**Objective:**
Each record below should be output verbatim, without pictures.

== == ==

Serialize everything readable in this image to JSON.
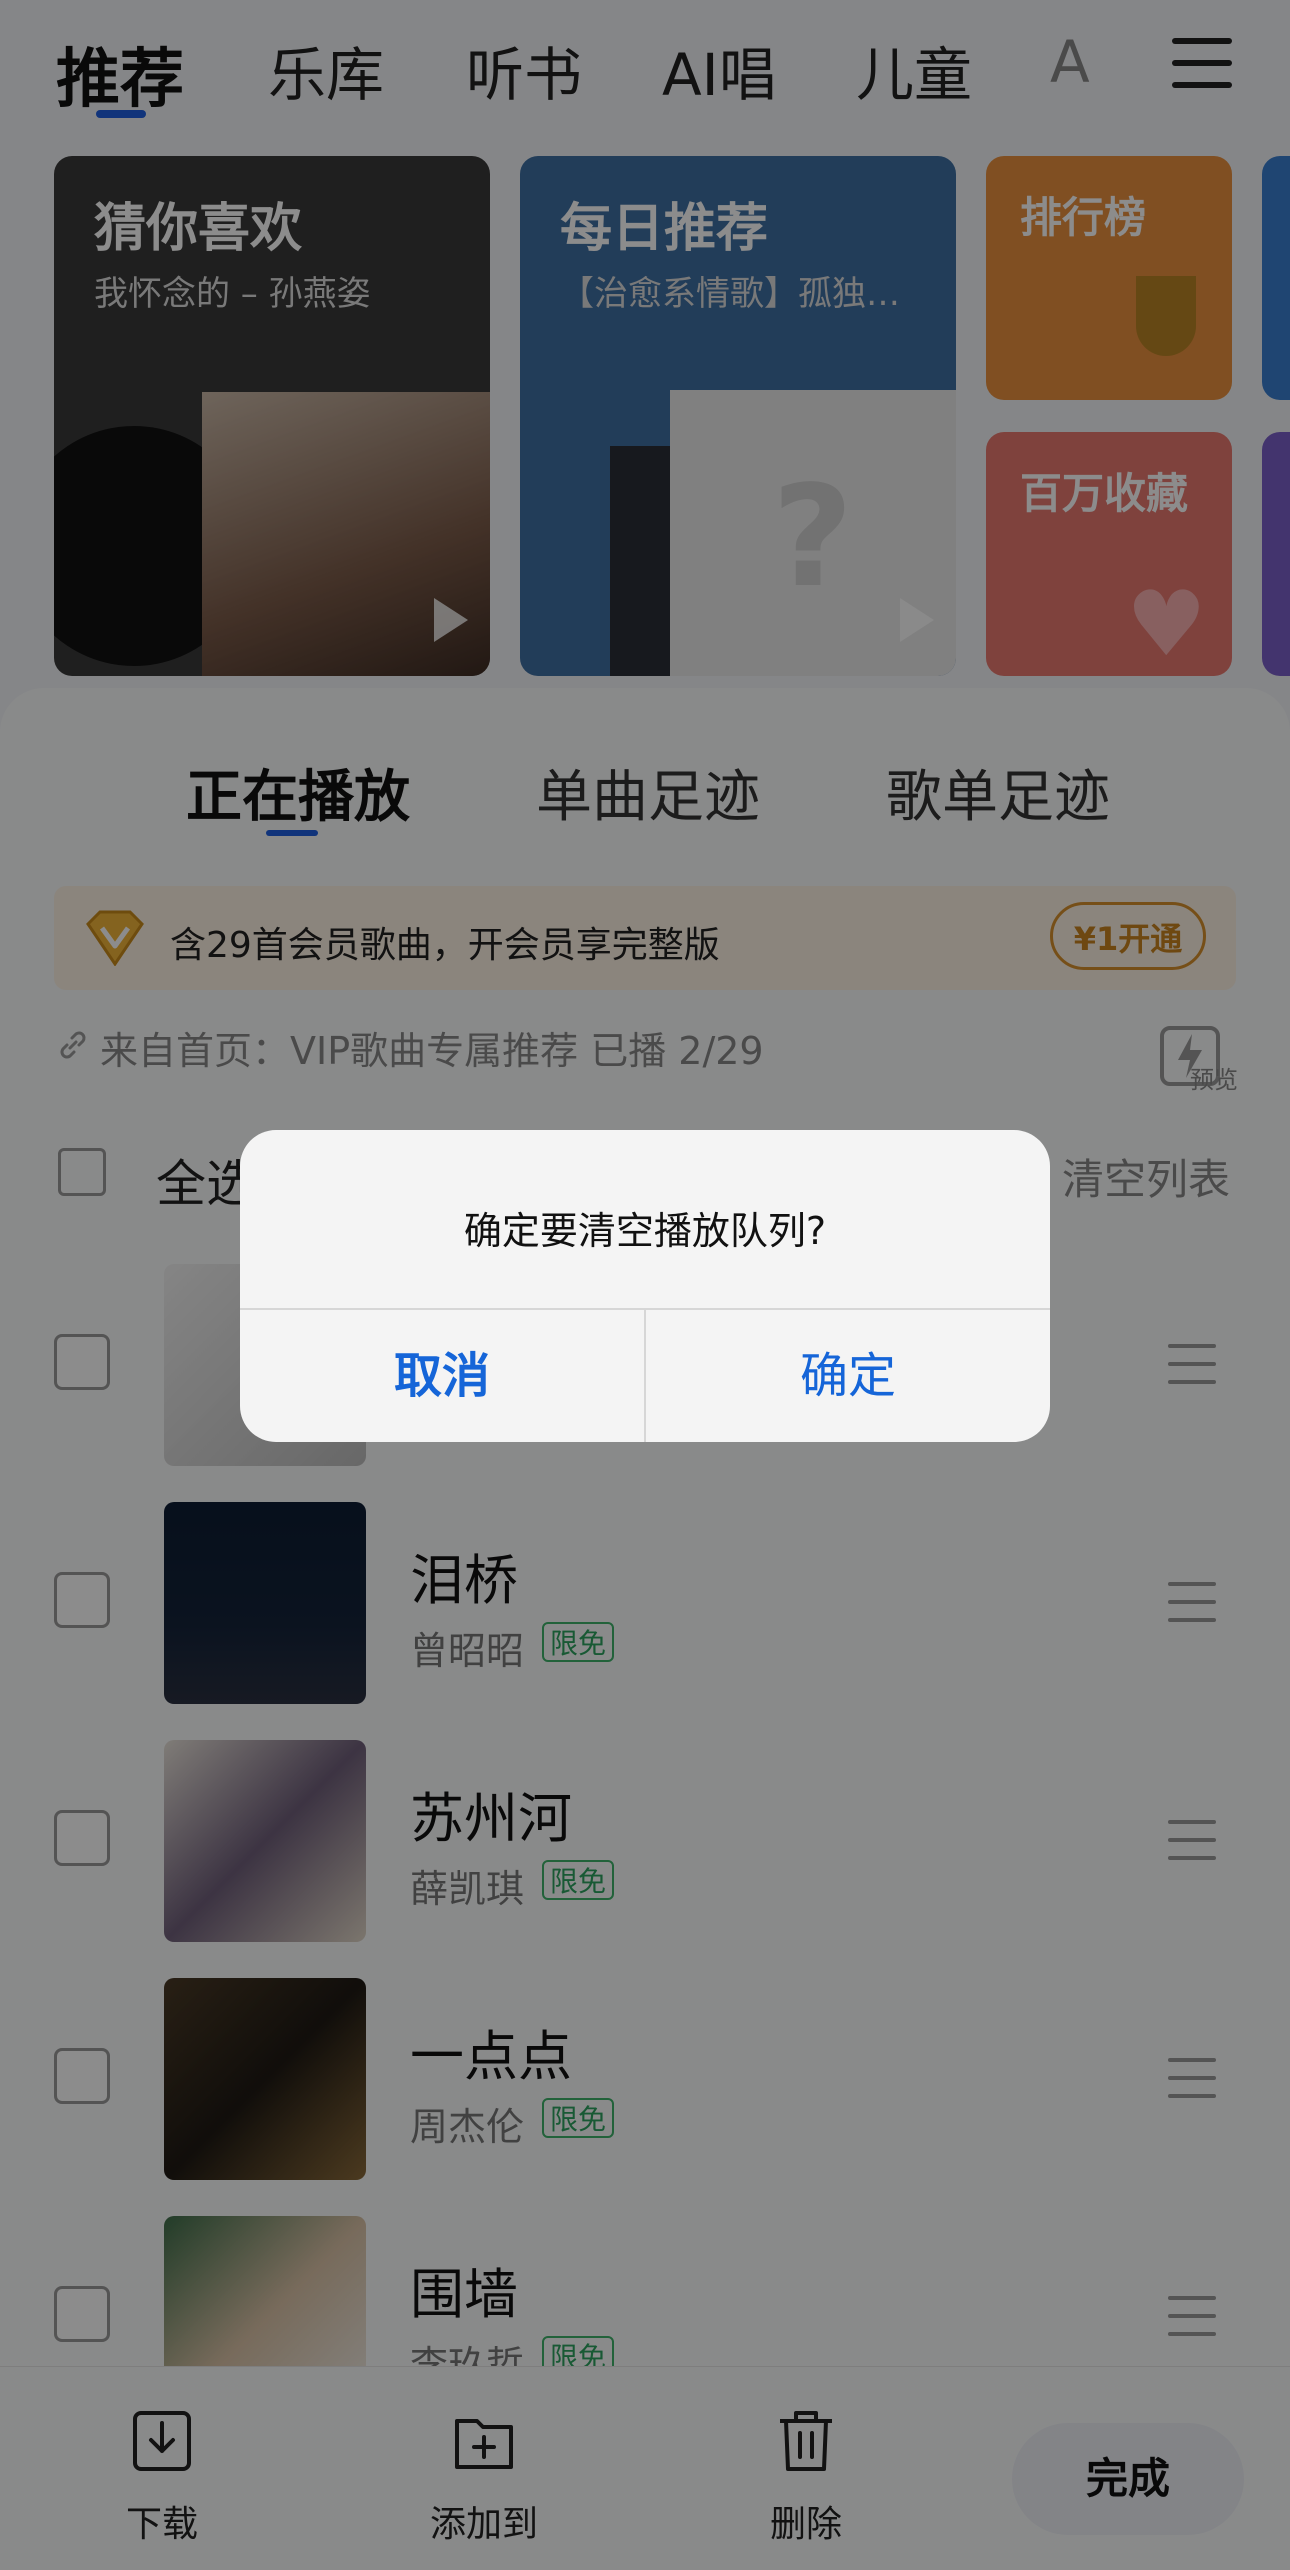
{
  "top_nav": {
    "tabs": [
      "推荐",
      "乐库",
      "听书",
      "AI唱",
      "儿童",
      "A"
    ],
    "active_tab": "推荐"
  },
  "cards": {
    "guess": {
      "title": "猜你喜欢",
      "subtitle": "我怀念的 – 孙燕姿"
    },
    "daily": {
      "title": "每日推荐",
      "subtitle": "【治愈系情歌】孤独…"
    },
    "chart": {
      "title": "排行榜"
    },
    "collect": {
      "title": "百万收藏"
    }
  },
  "sheet": {
    "tabs": [
      "正在播放",
      "单曲足迹",
      "歌单足迹"
    ],
    "active_tab": "正在播放",
    "vip_banner": {
      "text": "含29首会员歌曲，开会员享完整版",
      "button": "¥1开通"
    },
    "source": "来自首页：VIP歌曲专属推荐  已播 2/29",
    "preview_label": "预览",
    "select_all": "全选",
    "clear_list": "清空列表",
    "songs": [
      {
        "title": "",
        "artist": "",
        "tag": ""
      },
      {
        "title": "泪桥",
        "artist": "曾昭昭",
        "tag": "限免"
      },
      {
        "title": "苏州河",
        "artist": "薛凯琪",
        "tag": "限免"
      },
      {
        "title": "一点点",
        "artist": "周杰伦",
        "tag": "限免"
      },
      {
        "title": "围墙",
        "artist": "李玖哲",
        "tag": "限免"
      }
    ],
    "toolbar": {
      "download": "下载",
      "add_to": "添加到",
      "delete": "删除",
      "done": "完成"
    }
  },
  "dialog": {
    "message": "确定要清空播放队列?",
    "cancel": "取消",
    "confirm": "确定"
  },
  "colors": {
    "accent": "#1f5fe0",
    "dialog_button": "#1565d8",
    "vip": "#d7902c",
    "tag_green": "#2da35f"
  }
}
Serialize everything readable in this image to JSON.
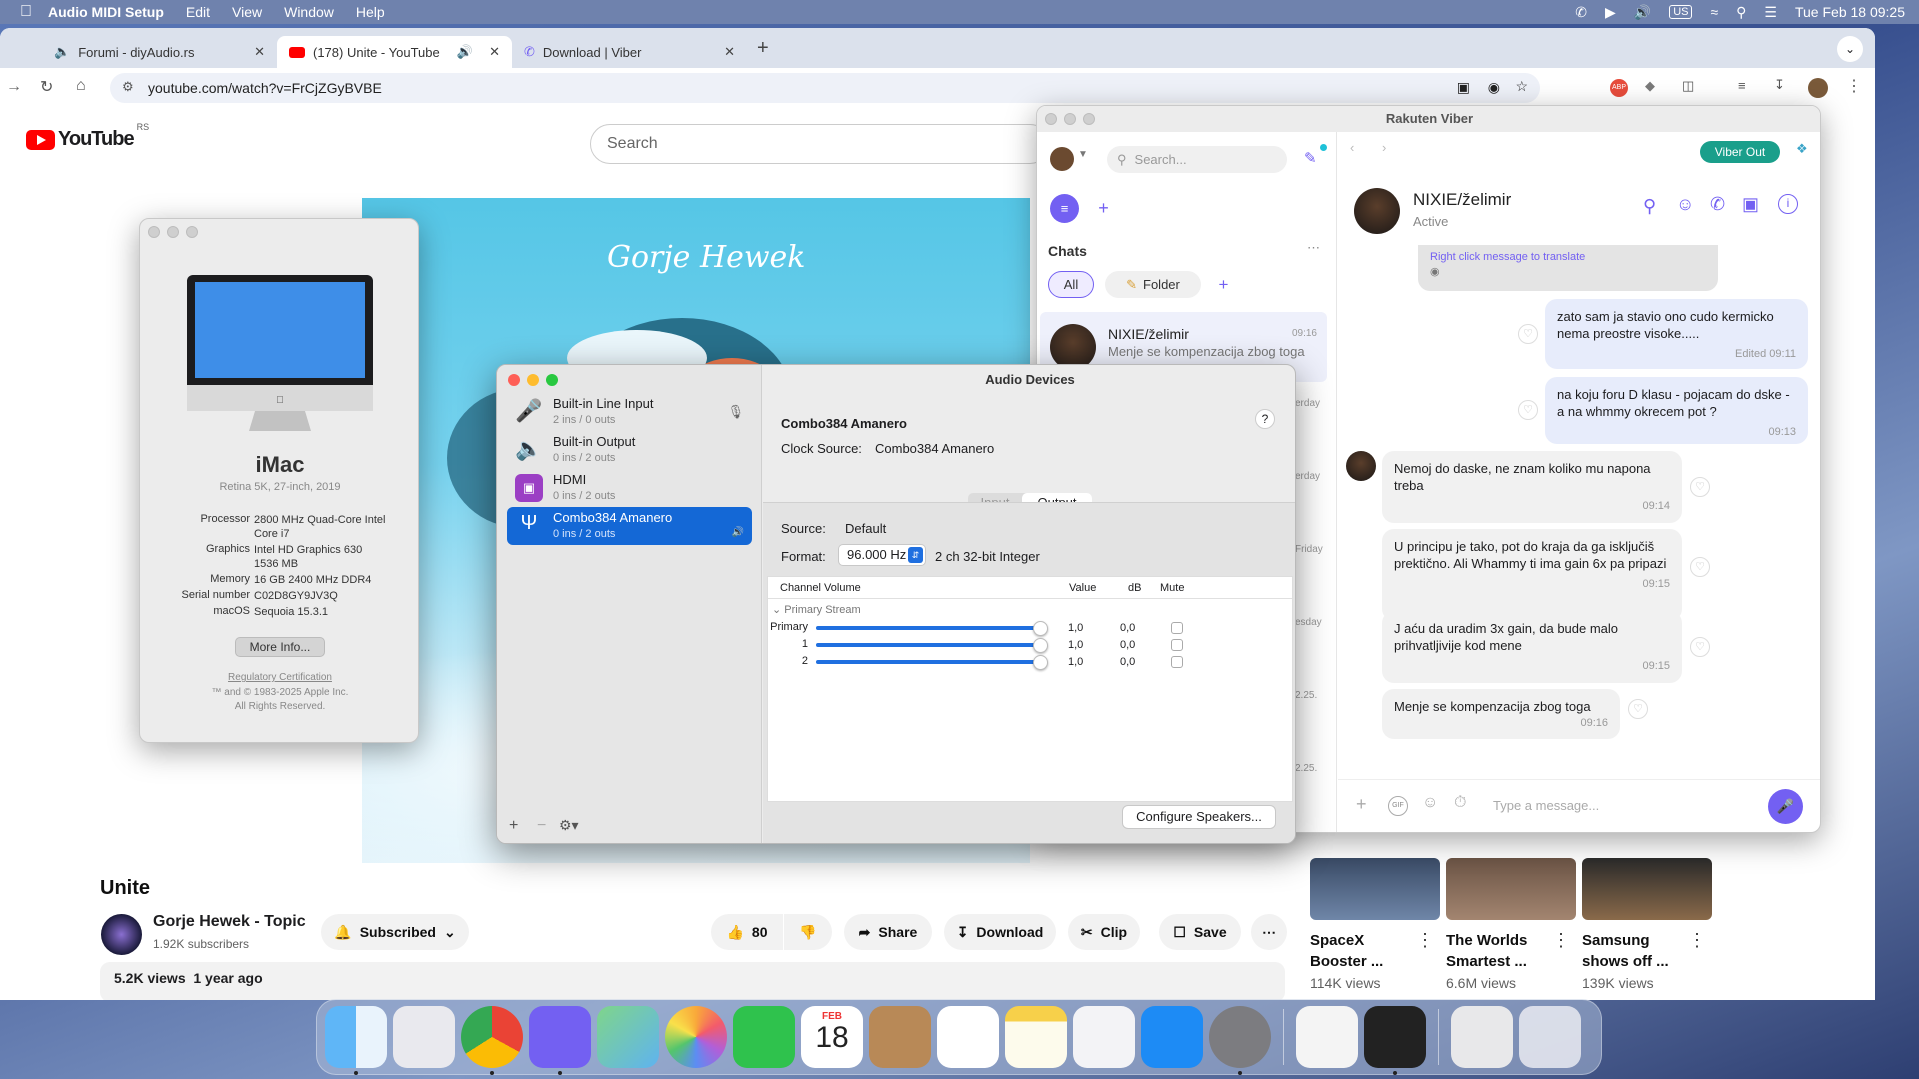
{
  "menubar": {
    "app_name": "Audio MIDI Setup",
    "items": [
      "Edit",
      "View",
      "Window",
      "Help"
    ],
    "input_source": "US",
    "datetime": "Tue Feb 18  09:25"
  },
  "browser": {
    "tabs": [
      {
        "title": "Forumi - diyAudio.rs"
      },
      {
        "title": "(178) Unite - YouTube"
      },
      {
        "title": "Download | Viber"
      }
    ],
    "url": "youtube.com/watch?v=FrCjZGyBVBE"
  },
  "youtube": {
    "logo_text": "YouTube",
    "region": "RS",
    "search_placeholder": "Search",
    "video_title": "Unite",
    "channel_name": "Gorje Hewek - Topic",
    "subscribers": "1.92K subscribers",
    "subscribed_label": "Subscribed",
    "like_count": "80",
    "share_label": "Share",
    "download_label": "Download",
    "clip_label": "Clip",
    "save_label": "Save",
    "stats": "5.2K views  1 year ago",
    "artwork_text": "Gorje Hewek",
    "recommendations": [
      {
        "title": "SpaceX Booster ...",
        "views": "114K views"
      },
      {
        "title": "The Worlds Smartest ...",
        "views": "6.6M views"
      },
      {
        "title": "Samsung shows off ...",
        "views": "139K views"
      }
    ]
  },
  "about_mac": {
    "model": "iMac",
    "subtitle": "Retina 5K, 27-inch, 2019",
    "specs": [
      {
        "label": "Processor",
        "value": "2800 MHz Quad-Core Intel Core i7"
      },
      {
        "label": "Graphics",
        "value": "Intel HD Graphics 630 1536 MB"
      },
      {
        "label": "Memory",
        "value": "16 GB 2400 MHz DDR4"
      },
      {
        "label": "Serial number",
        "value": "C02D8GY9JV3Q"
      },
      {
        "label": "macOS",
        "value": "Sequoia 15.3.1"
      }
    ],
    "more_info_label": "More Info...",
    "regulatory": "Regulatory Certification",
    "copyright1": "™ and © 1983-2025 Apple Inc.",
    "copyright2": "All Rights Reserved."
  },
  "viber": {
    "window_title": "Rakuten Viber",
    "search_placeholder": "Search...",
    "chats_label": "Chats",
    "filter_all": "All",
    "filter_folder": "Folder",
    "chat_item": {
      "name": "NIXIE/želimir",
      "time": "09:16",
      "preview": "Menje se kompenzacija zbog toga"
    },
    "list_dates": [
      "erday",
      "erday",
      "Friday",
      "esday",
      "2.25.",
      "2.25."
    ],
    "viber_out_label": "Viber Out",
    "contact_name": "NIXIE/želimir",
    "contact_status": "Active",
    "translate_hint": "Right click message to translate",
    "messages": [
      {
        "dir": "out",
        "text": "zato sam ja stavio ono cudo kermicko nema preostre visoke.....",
        "time": "Edited 09:11"
      },
      {
        "dir": "out",
        "text": "na koju foru D klasu - pojacam do dske - a na whmmy okrecem pot ?",
        "time": "09:13"
      },
      {
        "dir": "in",
        "text": "Nemoj do daske, ne znam koliko mu napona treba",
        "time": "09:14"
      },
      {
        "dir": "in",
        "text": "U principu je tako, pot do kraja da ga isključiš prektično. Ali Whammy ti ima gain 6x pa pripazi",
        "time": "09:15"
      },
      {
        "dir": "in",
        "text": "J aću da uradim 3x gain, da bude malo prihvatljivije kod mene",
        "time": "09:15"
      },
      {
        "dir": "in",
        "text": "Menje se kompenzacija zbog toga",
        "time": "09:16"
      }
    ],
    "compose_placeholder": "Type a message..."
  },
  "audio": {
    "window_title": "Audio Devices",
    "devices": [
      {
        "name": "Built-in Line Input",
        "io": "2 ins / 0 outs"
      },
      {
        "name": "Built-in Output",
        "io": "0 ins / 2 outs"
      },
      {
        "name": "HDMI",
        "io": "0 ins / 2 outs"
      },
      {
        "name": "Combo384 Amanero",
        "io": "0 ins / 2 outs"
      }
    ],
    "selected_name": "Combo384 Amanero",
    "clock_label": "Clock Source:",
    "clock_value": "Combo384 Amanero",
    "help": "?",
    "seg_input": "Input",
    "seg_output": "Output",
    "source_label": "Source:",
    "source_value": "Default",
    "format_label": "Format:",
    "format_rate": "96.000 Hz",
    "format_desc": "2 ch 32-bit Integer",
    "col_channel": "Channel Volume",
    "col_value": "Value",
    "col_db": "dB",
    "col_mute": "Mute",
    "stream_label": "Primary Stream",
    "channels": [
      {
        "name": "Primary",
        "level": 1.0,
        "value": "1,0",
        "db": "0,0"
      },
      {
        "name": "1",
        "level": 1.0,
        "value": "1,0",
        "db": "0,0"
      },
      {
        "name": "2",
        "level": 1.0,
        "value": "1,0",
        "db": "0,0"
      }
    ],
    "configure_label": "Configure Speakers..."
  },
  "dock": {
    "calendar_month": "FEB",
    "calendar_day": "18"
  }
}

== == ==

**Answer for the task:**
Serialize everything readable in this image to JSON.
{
  "top_nav": {
    "tabs": [
      "推荐",
      "乐库",
      "听书",
      "AI唱",
      "儿童",
      "A"
    ],
    "active_tab": "推荐"
  },
  "cards": {
    "guess": {
      "title": "猜你喜欢",
      "subtitle": "我怀念的 – 孙燕姿"
    },
    "daily": {
      "title": "每日推荐",
      "subtitle": "【治愈系情歌】孤独…"
    },
    "chart": {
      "title": "排行榜"
    },
    "collect": {
      "title": "百万收藏"
    }
  },
  "sheet": {
    "tabs": [
      "正在播放",
      "单曲足迹",
      "歌单足迹"
    ],
    "active_tab": "正在播放",
    "vip_banner": {
      "text": "含29首会员歌曲，开会员享完整版",
      "button": "¥1开通"
    },
    "source": "来自首页：VIP歌曲专属推荐  已播 2/29",
    "preview_label": "预览",
    "select_all": "全选",
    "clear_list": "清空列表",
    "songs": [
      {
        "title": "",
        "artist": "",
        "tag": ""
      },
      {
        "title": "泪桥",
        "artist": "曾昭昭",
        "tag": "限免"
      },
      {
        "title": "苏州河",
        "artist": "薛凯琪",
        "tag": "限免"
      },
      {
        "title": "一点点",
        "artist": "周杰伦",
        "tag": "限免"
      },
      {
        "title": "围墙",
        "artist": "李玖哲",
        "tag": "限免"
      }
    ],
    "toolbar": {
      "download": "下载",
      "add_to": "添加到",
      "delete": "删除",
      "done": "完成"
    }
  },
  "dialog": {
    "message": "确定要清空播放队列?",
    "cancel": "取消",
    "confirm": "确定"
  },
  "colors": {
    "accent": "#1f5fe0",
    "dialog_button": "#1565d8",
    "vip": "#d7902c",
    "tag_green": "#2da35f"
  }
}
Serialize everything readable in this image to JSON.
{
  "menubar": {
    "app_name": "Audio MIDI Setup",
    "items": [
      "Edit",
      "View",
      "Window",
      "Help"
    ],
    "input_source": "US",
    "datetime": "Tue Feb 18  09:25"
  },
  "browser": {
    "tabs": [
      {
        "title": "Forumi - diyAudio.rs"
      },
      {
        "title": "(178) Unite - YouTube"
      },
      {
        "title": "Download | Viber"
      }
    ],
    "url": "youtube.com/watch?v=FrCjZGyBVBE"
  },
  "youtube": {
    "logo_text": "YouTube",
    "region": "RS",
    "search_placeholder": "Search",
    "video_title": "Unite",
    "channel_name": "Gorje Hewek - Topic",
    "subscribers": "1.92K subscribers",
    "subscribed_label": "Subscribed",
    "like_count": "80",
    "share_label": "Share",
    "download_label": "Download",
    "clip_label": "Clip",
    "save_label": "Save",
    "stats": "5.2K views  1 year ago",
    "artwork_text": "Gorje Hewek",
    "recommendations": [
      {
        "title": "SpaceX Booster ...",
        "views": "114K views"
      },
      {
        "title": "The Worlds Smartest ...",
        "views": "6.6M views"
      },
      {
        "title": "Samsung shows off ...",
        "views": "139K views"
      }
    ]
  },
  "about_mac": {
    "model": "iMac",
    "subtitle": "Retina 5K, 27-inch, 2019",
    "specs": [
      {
        "label": "Processor",
        "value": "2800 MHz Quad-Core Intel Core i7"
      },
      {
        "label": "Graphics",
        "value": "Intel HD Graphics 630 1536 MB"
      },
      {
        "label": "Memory",
        "value": "16 GB 2400 MHz DDR4"
      },
      {
        "label": "Serial number",
        "value": "C02D8GY9JV3Q"
      },
      {
        "label": "macOS",
        "value": "Sequoia 15.3.1"
      }
    ],
    "more_info_label": "More Info...",
    "regulatory": "Regulatory Certification",
    "copyright1": "™ and © 1983-2025 Apple Inc.",
    "copyright2": "All Rights Reserved."
  },
  "viber": {
    "window_title": "Rakuten Viber",
    "search_placeholder": "Search...",
    "chats_label": "Chats",
    "filter_all": "All",
    "filter_folder": "Folder",
    "chat_item": {
      "name": "NIXIE/želimir",
      "time": "09:16",
      "preview": "Menje se kompenzacija zbog toga"
    },
    "list_dates": [
      "erday",
      "erday",
      "Friday",
      "esday",
      "2.25.",
      "2.25."
    ],
    "viber_out_label": "Viber Out",
    "contact_name": "NIXIE/želimir",
    "contact_status": "Active",
    "translate_hint": "Right click message to translate",
    "messages": [
      {
        "dir": "out",
        "text": "zato sam ja stavio ono cudo kermicko nema preostre visoke.....",
        "time": "Edited 09:11"
      },
      {
        "dir": "out",
        "text": "na koju foru D klasu - pojacam do dske - a na whmmy okrecem pot ?",
        "time": "09:13"
      },
      {
        "dir": "in",
        "text": "Nemoj do daske, ne znam koliko mu napona treba",
        "time": "09:14"
      },
      {
        "dir": "in",
        "text": "U principu je tako, pot do kraja da ga isključiš prektično. Ali Whammy ti ima gain 6x pa pripazi",
        "time": "09:15"
      },
      {
        "dir": "in",
        "text": "J aću da uradim 3x gain, da bude malo prihvatljivije kod mene",
        "time": "09:15"
      },
      {
        "dir": "in",
        "text": "Menje se kompenzacija zbog toga",
        "time": "09:16"
      }
    ],
    "compose_placeholder": "Type a message..."
  },
  "audio": {
    "window_title": "Audio Devices",
    "devices": [
      {
        "name": "Built-in Line Input",
        "io": "2 ins / 0 outs"
      },
      {
        "name": "Built-in Output",
        "io": "0 ins / 2 outs"
      },
      {
        "name": "HDMI",
        "io": "0 ins / 2 outs"
      },
      {
        "name": "Combo384 Amanero",
        "io": "0 ins / 2 outs"
      }
    ],
    "selected_name": "Combo384 Amanero",
    "clock_label": "Clock Source:",
    "clock_value": "Combo384 Amanero",
    "help": "?",
    "seg_input": "Input",
    "seg_output": "Output",
    "source_label": "Source:",
    "source_value": "Default",
    "format_label": "Format:",
    "format_rate": "96.000 Hz",
    "format_desc": "2 ch 32-bit Integer",
    "col_channel": "Channel Volume",
    "col_value": "Value",
    "col_db": "dB",
    "col_mute": "Mute",
    "stream_label": "Primary Stream",
    "channels": [
      {
        "name": "Primary",
        "level": 1.0,
        "value": "1,0",
        "db": "0,0"
      },
      {
        "name": "1",
        "level": 1.0,
        "value": "1,0",
        "db": "0,0"
      },
      {
        "name": "2",
        "level": 1.0,
        "value": "1,0",
        "db": "0,0"
      }
    ],
    "configure_label": "Configure Speakers..."
  },
  "dock": {
    "calendar_month": "FEB",
    "calendar_day": "18"
  }
}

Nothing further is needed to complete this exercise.